(PROBLEM STATEMENT)
Return each line of the records below verbatim, with no changes.

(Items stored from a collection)
┌────────

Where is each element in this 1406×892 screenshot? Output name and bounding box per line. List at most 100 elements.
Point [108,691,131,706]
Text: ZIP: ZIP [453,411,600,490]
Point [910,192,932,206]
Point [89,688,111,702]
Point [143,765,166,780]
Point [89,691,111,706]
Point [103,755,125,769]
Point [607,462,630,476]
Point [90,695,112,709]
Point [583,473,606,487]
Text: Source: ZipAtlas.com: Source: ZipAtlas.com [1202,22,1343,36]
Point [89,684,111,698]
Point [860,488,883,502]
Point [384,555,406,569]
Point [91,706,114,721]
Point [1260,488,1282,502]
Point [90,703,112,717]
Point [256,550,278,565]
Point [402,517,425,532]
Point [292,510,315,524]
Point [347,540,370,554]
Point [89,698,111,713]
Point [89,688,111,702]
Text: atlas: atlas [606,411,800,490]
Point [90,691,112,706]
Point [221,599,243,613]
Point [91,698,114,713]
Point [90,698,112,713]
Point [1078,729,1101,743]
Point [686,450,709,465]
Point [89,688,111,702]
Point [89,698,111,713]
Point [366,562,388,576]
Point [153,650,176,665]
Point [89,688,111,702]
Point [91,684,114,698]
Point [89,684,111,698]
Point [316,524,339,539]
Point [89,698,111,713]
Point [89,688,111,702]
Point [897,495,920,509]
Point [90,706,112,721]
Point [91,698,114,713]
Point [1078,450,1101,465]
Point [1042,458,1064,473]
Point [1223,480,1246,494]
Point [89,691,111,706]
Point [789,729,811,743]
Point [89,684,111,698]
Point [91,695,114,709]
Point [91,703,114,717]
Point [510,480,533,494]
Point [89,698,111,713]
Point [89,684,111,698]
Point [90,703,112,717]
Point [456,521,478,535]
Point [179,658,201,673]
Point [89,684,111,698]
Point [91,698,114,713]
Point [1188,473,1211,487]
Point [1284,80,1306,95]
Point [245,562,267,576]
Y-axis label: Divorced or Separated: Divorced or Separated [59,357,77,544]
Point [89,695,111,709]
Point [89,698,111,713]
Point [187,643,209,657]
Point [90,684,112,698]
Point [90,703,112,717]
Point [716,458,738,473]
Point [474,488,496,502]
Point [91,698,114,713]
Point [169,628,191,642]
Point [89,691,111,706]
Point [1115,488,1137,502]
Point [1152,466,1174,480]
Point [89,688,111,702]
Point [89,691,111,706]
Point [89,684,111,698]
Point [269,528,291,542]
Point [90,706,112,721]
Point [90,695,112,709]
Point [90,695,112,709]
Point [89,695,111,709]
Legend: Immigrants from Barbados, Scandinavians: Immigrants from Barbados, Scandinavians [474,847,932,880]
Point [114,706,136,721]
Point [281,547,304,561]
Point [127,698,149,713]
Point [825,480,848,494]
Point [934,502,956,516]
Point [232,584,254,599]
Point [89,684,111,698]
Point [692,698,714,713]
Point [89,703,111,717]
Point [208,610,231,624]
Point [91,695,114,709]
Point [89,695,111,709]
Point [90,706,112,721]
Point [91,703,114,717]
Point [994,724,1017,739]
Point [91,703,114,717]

└────────

(RESULT OF THE EXERCISE)
Where is each element in this 1406×892 screenshot? Output name and bounding box per line. List at most 100 elements.
Point [108,691,131,706]
Text: ZIP: ZIP [453,411,600,490]
Point [910,192,932,206]
Point [89,688,111,702]
Point [143,765,166,780]
Point [89,691,111,706]
Point [103,755,125,769]
Point [607,462,630,476]
Point [90,695,112,709]
Point [583,473,606,487]
Text: Source: ZipAtlas.com: Source: ZipAtlas.com [1202,22,1343,36]
Point [89,684,111,698]
Point [860,488,883,502]
Point [384,555,406,569]
Point [91,706,114,721]
Point [1260,488,1282,502]
Point [90,703,112,717]
Point [256,550,278,565]
Point [402,517,425,532]
Point [292,510,315,524]
Point [347,540,370,554]
Point [89,698,111,713]
Point [89,688,111,702]
Text: atlas: atlas [606,411,800,490]
Point [90,691,112,706]
Point [221,599,243,613]
Point [91,698,114,713]
Point [90,698,112,713]
Point [1078,729,1101,743]
Point [686,450,709,465]
Point [89,688,111,702]
Point [89,698,111,713]
Point [366,562,388,576]
Point [153,650,176,665]
Point [89,688,111,702]
Point [91,684,114,698]
Point [89,684,111,698]
Point [316,524,339,539]
Point [89,698,111,713]
Point [89,688,111,702]
Point [897,495,920,509]
Point [90,706,112,721]
Point [91,698,114,713]
Point [1078,450,1101,465]
Point [1042,458,1064,473]
Point [1223,480,1246,494]
Point [89,691,111,706]
Point [789,729,811,743]
Point [89,684,111,698]
Point [91,695,114,709]
Point [91,703,114,717]
Point [510,480,533,494]
Point [89,698,111,713]
Point [89,684,111,698]
Point [90,703,112,717]
Point [456,521,478,535]
Point [179,658,201,673]
Point [89,684,111,698]
Point [91,698,114,713]
Point [1188,473,1211,487]
Point [1284,80,1306,95]
Point [245,562,267,576]
Y-axis label: Divorced or Separated: Divorced or Separated [59,357,77,544]
Point [89,695,111,709]
Point [89,698,111,713]
Point [187,643,209,657]
Point [90,684,112,698]
Point [90,703,112,717]
Point [716,458,738,473]
Point [474,488,496,502]
Point [91,698,114,713]
Point [169,628,191,642]
Point [89,691,111,706]
Point [1115,488,1137,502]
Point [1152,466,1174,480]
Point [89,688,111,702]
Point [89,691,111,706]
Point [89,684,111,698]
Point [269,528,291,542]
Point [90,706,112,721]
Point [90,695,112,709]
Point [90,695,112,709]
Point [89,695,111,709]
Legend: Immigrants from Barbados, Scandinavians: Immigrants from Barbados, Scandinavians [474,847,932,880]
Point [114,706,136,721]
Point [281,547,304,561]
Point [127,698,149,713]
Point [825,480,848,494]
Point [934,502,956,516]
Point [232,584,254,599]
Point [89,684,111,698]
Point [692,698,714,713]
Point [89,703,111,717]
Point [208,610,231,624]
Point [91,695,114,709]
Point [89,695,111,709]
Point [90,706,112,721]
Point [91,703,114,717]
Point [994,724,1017,739]
Point [91,703,114,717]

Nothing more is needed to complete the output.